**WHAT YOU HAVE TO DO**
Retype the whole listing verbatim and keep the pictures out of it.

--- MATERIAL SUPPLIED ---

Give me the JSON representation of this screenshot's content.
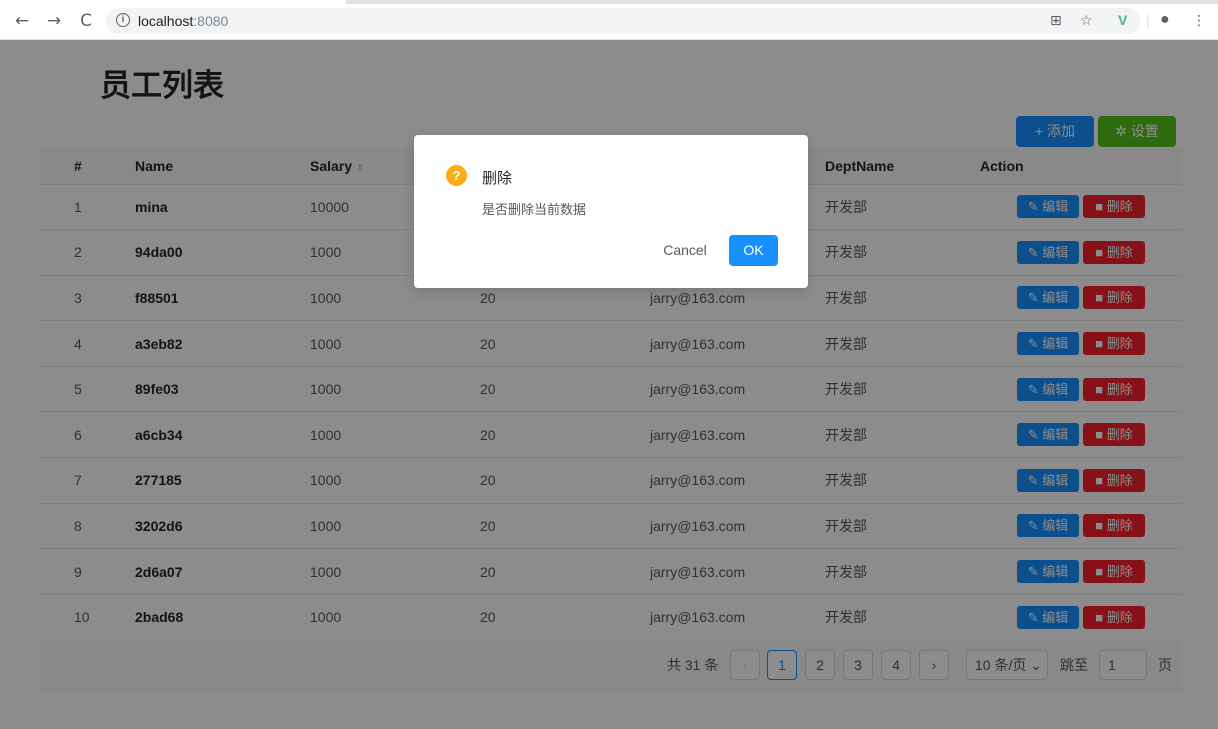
{
  "browser": {
    "url_host": "localhost",
    "url_port": ":8080"
  },
  "page": {
    "title": "员工列表",
    "add_label": "+ 添加",
    "settings_label": "设置"
  },
  "table": {
    "headers": [
      "#",
      "Name",
      "Salary",
      "",
      "",
      "DeptName",
      "Action"
    ],
    "rows": [
      {
        "idx": "1",
        "name": "mina",
        "salary": "10000",
        "age": "",
        "email": "",
        "dept": "开发部"
      },
      {
        "idx": "2",
        "name": "94da00",
        "salary": "1000",
        "age": "",
        "email": "",
        "dept": "开发部"
      },
      {
        "idx": "3",
        "name": "f88501",
        "salary": "1000",
        "age": "20",
        "email": "jarry@163.com",
        "dept": "开发部"
      },
      {
        "idx": "4",
        "name": "a3eb82",
        "salary": "1000",
        "age": "20",
        "email": "jarry@163.com",
        "dept": "开发部"
      },
      {
        "idx": "5",
        "name": "89fe03",
        "salary": "1000",
        "age": "20",
        "email": "jarry@163.com",
        "dept": "开发部"
      },
      {
        "idx": "6",
        "name": "a6cb34",
        "salary": "1000",
        "age": "20",
        "email": "jarry@163.com",
        "dept": "开发部"
      },
      {
        "idx": "7",
        "name": "277185",
        "salary": "1000",
        "age": "20",
        "email": "jarry@163.com",
        "dept": "开发部"
      },
      {
        "idx": "8",
        "name": "3202d6",
        "salary": "1000",
        "age": "20",
        "email": "jarry@163.com",
        "dept": "开发部"
      },
      {
        "idx": "9",
        "name": "2d6a07",
        "salary": "1000",
        "age": "20",
        "email": "jarry@163.com",
        "dept": "开发部"
      },
      {
        "idx": "10",
        "name": "2bad68",
        "salary": "1000",
        "age": "20",
        "email": "jarry@163.com",
        "dept": "开发部"
      }
    ],
    "edit_label": "编辑",
    "delete_label": "删除"
  },
  "pagination": {
    "total": "共 31 条",
    "pages": [
      "1",
      "2",
      "3",
      "4"
    ],
    "current": "1",
    "page_size": "10 条/页",
    "jump_label": "跳至",
    "jump_value": "1",
    "page_unit": "页"
  },
  "modal": {
    "title": "删除",
    "content": "是否删除当前数据",
    "cancel_label": "Cancel",
    "ok_label": "OK"
  },
  "colors": {
    "primary": "#1890ff",
    "success": "#52c41a",
    "danger": "#f5222d",
    "warning": "#faad14"
  }
}
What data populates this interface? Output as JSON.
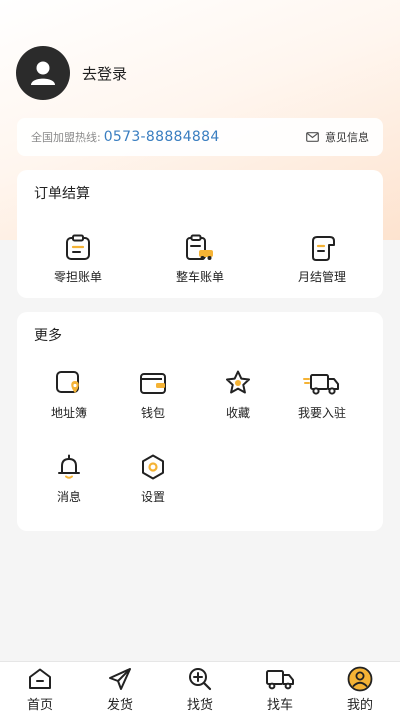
{
  "profile": {
    "login_label": "去登录",
    "avatar_icon": "user-avatar-icon"
  },
  "hotline": {
    "label": "全国加盟热线:",
    "number": "0573-88884884",
    "feedback_label": "意见信息",
    "number_color": "#3a7ec0"
  },
  "orders": {
    "title": "订单结算",
    "items": [
      {
        "label": "零担账单",
        "icon": "ledger-icon"
      },
      {
        "label": "整车账单",
        "icon": "truck-bill-icon"
      },
      {
        "label": "月结管理",
        "icon": "monthly-manage-icon"
      }
    ]
  },
  "more": {
    "title": "更多",
    "items": [
      {
        "label": "地址簿",
        "icon": "address-book-icon"
      },
      {
        "label": "钱包",
        "icon": "wallet-icon"
      },
      {
        "label": "收藏",
        "icon": "star-icon"
      },
      {
        "label": "我要入驻",
        "icon": "delivery-truck-icon"
      },
      {
        "label": "消息",
        "icon": "bell-icon"
      },
      {
        "label": "设置",
        "icon": "settings-icon"
      }
    ]
  },
  "tabbar": {
    "items": [
      {
        "label": "首页",
        "icon": "home-icon"
      },
      {
        "label": "发货",
        "icon": "send-icon"
      },
      {
        "label": "找货",
        "icon": "search-goods-icon"
      },
      {
        "label": "找车",
        "icon": "truck-icon"
      },
      {
        "label": "我的",
        "icon": "profile-icon",
        "active": true
      }
    ]
  },
  "colors": {
    "accent": "#f5b335",
    "text": "#222222"
  }
}
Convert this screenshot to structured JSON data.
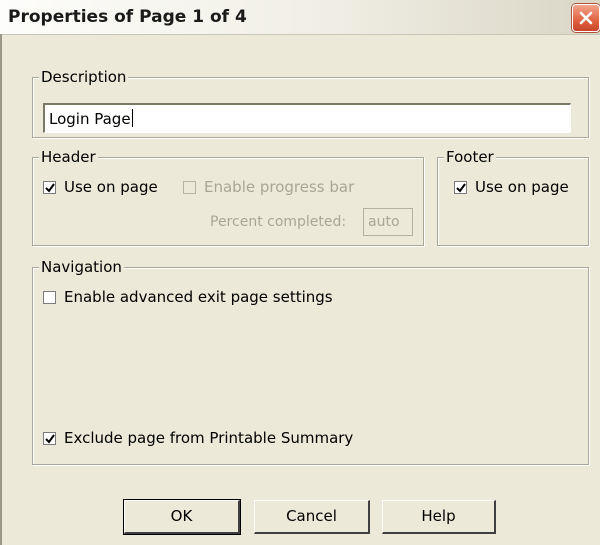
{
  "title": "Properties of Page 1 of 4",
  "description": {
    "legend": "Description",
    "value": "Login Page"
  },
  "header": {
    "legend": "Header",
    "use_on_page": {
      "label": "Use on page",
      "checked": true
    },
    "enable_progress_bar": {
      "label": "Enable progress bar",
      "checked": false,
      "disabled": true
    },
    "percent_label": "Percent completed:",
    "percent_value": "auto"
  },
  "footer": {
    "legend": "Footer",
    "use_on_page": {
      "label": "Use on page",
      "checked": true
    }
  },
  "navigation": {
    "legend": "Navigation",
    "advanced_exit": {
      "label": "Enable advanced exit page settings",
      "checked": false
    },
    "exclude_printable": {
      "label": "Exclude page from Printable Summary",
      "checked": true
    }
  },
  "buttons": {
    "ok": "OK",
    "cancel": "Cancel",
    "help": "Help"
  },
  "colors": {
    "dialog_bg": "#ece9d8",
    "close_button": "#df6240",
    "disabled_text": "#a8a696"
  }
}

---

**IN RESPONSE**
Give me the JSON representation of this screenshot's content.
{
  "browser": {
    "url_host": "localhost",
    "url_port": ":8080"
  },
  "page": {
    "title": "员工列表",
    "add_label": "+ 添加",
    "settings_label": "设置"
  },
  "table": {
    "headers": [
      "#",
      "Name",
      "Salary",
      "",
      "",
      "DeptName",
      "Action"
    ],
    "rows": [
      {
        "idx": "1",
        "name": "mina",
        "salary": "10000",
        "age": "",
        "email": "",
        "dept": "开发部"
      },
      {
        "idx": "2",
        "name": "94da00",
        "salary": "1000",
        "age": "",
        "email": "",
        "dept": "开发部"
      },
      {
        "idx": "3",
        "name": "f88501",
        "salary": "1000",
        "age": "20",
        "email": "jarry@163.com",
        "dept": "开发部"
      },
      {
        "idx": "4",
        "name": "a3eb82",
        "salary": "1000",
        "age": "20",
        "email": "jarry@163.com",
        "dept": "开发部"
      },
      {
        "idx": "5",
        "name": "89fe03",
        "salary": "1000",
        "age": "20",
        "email": "jarry@163.com",
        "dept": "开发部"
      },
      {
        "idx": "6",
        "name": "a6cb34",
        "salary": "1000",
        "age": "20",
        "email": "jarry@163.com",
        "dept": "开发部"
      },
      {
        "idx": "7",
        "name": "277185",
        "salary": "1000",
        "age": "20",
        "email": "jarry@163.com",
        "dept": "开发部"
      },
      {
        "idx": "8",
        "name": "3202d6",
        "salary": "1000",
        "age": "20",
        "email": "jarry@163.com",
        "dept": "开发部"
      },
      {
        "idx": "9",
        "name": "2d6a07",
        "salary": "1000",
        "age": "20",
        "email": "jarry@163.com",
        "dept": "开发部"
      },
      {
        "idx": "10",
        "name": "2bad68",
        "salary": "1000",
        "age": "20",
        "email": "jarry@163.com",
        "dept": "开发部"
      }
    ],
    "edit_label": "编辑",
    "delete_label": "删除"
  },
  "pagination": {
    "total": "共 31 条",
    "pages": [
      "1",
      "2",
      "3",
      "4"
    ],
    "current": "1",
    "page_size": "10 条/页",
    "jump_label": "跳至",
    "jump_value": "1",
    "page_unit": "页"
  },
  "modal": {
    "title": "删除",
    "content": "是否删除当前数据",
    "cancel_label": "Cancel",
    "ok_label": "OK"
  },
  "colors": {
    "primary": "#1890ff",
    "success": "#52c41a",
    "danger": "#f5222d",
    "warning": "#faad14"
  }
}
What data populates this interface? Output as JSON.
{
  "profile": {
    "login_label": "去登录",
    "avatar_icon": "user-avatar-icon"
  },
  "hotline": {
    "label": "全国加盟热线:",
    "number": "0573-88884884",
    "feedback_label": "意见信息",
    "number_color": "#3a7ec0"
  },
  "orders": {
    "title": "订单结算",
    "items": [
      {
        "label": "零担账单",
        "icon": "ledger-icon"
      },
      {
        "label": "整车账单",
        "icon": "truck-bill-icon"
      },
      {
        "label": "月结管理",
        "icon": "monthly-manage-icon"
      }
    ]
  },
  "more": {
    "title": "更多",
    "items": [
      {
        "label": "地址簿",
        "icon": "address-book-icon"
      },
      {
        "label": "钱包",
        "icon": "wallet-icon"
      },
      {
        "label": "收藏",
        "icon": "star-icon"
      },
      {
        "label": "我要入驻",
        "icon": "delivery-truck-icon"
      },
      {
        "label": "消息",
        "icon": "bell-icon"
      },
      {
        "label": "设置",
        "icon": "settings-icon"
      }
    ]
  },
  "tabbar": {
    "items": [
      {
        "label": "首页",
        "icon": "home-icon"
      },
      {
        "label": "发货",
        "icon": "send-icon"
      },
      {
        "label": "找货",
        "icon": "search-goods-icon"
      },
      {
        "label": "找车",
        "icon": "truck-icon"
      },
      {
        "label": "我的",
        "icon": "profile-icon",
        "active": true
      }
    ]
  },
  "colors": {
    "accent": "#f5b335",
    "text": "#222222"
  }
}
Convert this screenshot to structured JSON data.
{
  "title": "Properties of Page 1 of 4",
  "description": {
    "legend": "Description",
    "value": "Login Page"
  },
  "header": {
    "legend": "Header",
    "use_on_page": {
      "label": "Use on page",
      "checked": true
    },
    "enable_progress_bar": {
      "label": "Enable progress bar",
      "checked": false,
      "disabled": true
    },
    "percent_label": "Percent completed:",
    "percent_value": "auto"
  },
  "footer": {
    "legend": "Footer",
    "use_on_page": {
      "label": "Use on page",
      "checked": true
    }
  },
  "navigation": {
    "legend": "Navigation",
    "advanced_exit": {
      "label": "Enable advanced exit page settings",
      "checked": false
    },
    "exclude_printable": {
      "label": "Exclude page from Printable Summary",
      "checked": true
    }
  },
  "buttons": {
    "ok": "OK",
    "cancel": "Cancel",
    "help": "Help"
  },
  "colors": {
    "dialog_bg": "#ece9d8",
    "close_button": "#df6240",
    "disabled_text": "#a8a696"
  }
}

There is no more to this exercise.